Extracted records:
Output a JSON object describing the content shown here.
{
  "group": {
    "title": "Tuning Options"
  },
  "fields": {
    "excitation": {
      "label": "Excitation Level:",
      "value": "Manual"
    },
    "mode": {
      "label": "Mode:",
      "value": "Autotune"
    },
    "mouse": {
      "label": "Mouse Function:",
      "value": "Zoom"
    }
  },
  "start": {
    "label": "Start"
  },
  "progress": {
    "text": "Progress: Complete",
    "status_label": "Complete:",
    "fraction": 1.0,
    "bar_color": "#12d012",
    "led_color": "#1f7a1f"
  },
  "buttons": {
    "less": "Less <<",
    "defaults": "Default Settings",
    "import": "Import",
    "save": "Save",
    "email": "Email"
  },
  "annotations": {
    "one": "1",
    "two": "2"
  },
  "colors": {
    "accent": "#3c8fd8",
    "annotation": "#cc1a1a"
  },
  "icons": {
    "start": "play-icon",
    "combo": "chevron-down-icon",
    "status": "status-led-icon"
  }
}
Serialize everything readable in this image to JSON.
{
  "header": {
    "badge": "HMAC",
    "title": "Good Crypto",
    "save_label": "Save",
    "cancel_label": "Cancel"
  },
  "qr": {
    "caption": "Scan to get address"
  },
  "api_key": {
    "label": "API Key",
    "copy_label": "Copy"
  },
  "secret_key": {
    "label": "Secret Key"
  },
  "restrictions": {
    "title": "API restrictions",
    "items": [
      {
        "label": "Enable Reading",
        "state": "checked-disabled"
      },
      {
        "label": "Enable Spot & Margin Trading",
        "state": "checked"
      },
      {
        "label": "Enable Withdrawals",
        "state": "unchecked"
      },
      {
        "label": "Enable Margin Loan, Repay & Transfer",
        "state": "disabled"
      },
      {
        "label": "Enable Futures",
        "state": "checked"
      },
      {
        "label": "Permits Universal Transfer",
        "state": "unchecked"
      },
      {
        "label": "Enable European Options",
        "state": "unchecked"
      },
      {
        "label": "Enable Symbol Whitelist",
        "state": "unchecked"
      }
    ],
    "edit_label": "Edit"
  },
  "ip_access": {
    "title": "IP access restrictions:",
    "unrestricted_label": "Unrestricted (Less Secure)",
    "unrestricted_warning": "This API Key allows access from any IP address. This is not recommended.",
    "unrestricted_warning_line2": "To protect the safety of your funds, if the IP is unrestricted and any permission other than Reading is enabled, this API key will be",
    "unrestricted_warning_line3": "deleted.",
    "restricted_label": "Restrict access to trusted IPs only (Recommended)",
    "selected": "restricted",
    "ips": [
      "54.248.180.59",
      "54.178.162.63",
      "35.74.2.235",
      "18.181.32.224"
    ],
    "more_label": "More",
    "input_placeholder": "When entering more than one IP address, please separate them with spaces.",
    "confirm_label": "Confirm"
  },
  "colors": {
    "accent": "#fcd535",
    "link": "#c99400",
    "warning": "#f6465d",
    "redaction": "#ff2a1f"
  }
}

> What to do:
In the entries above, find each line with the word "Transfer" and show it.

> Finished task:
        "label": "Enable Margin Loan, Repay & Transfer",
        "label": "Permits Universal Transfer",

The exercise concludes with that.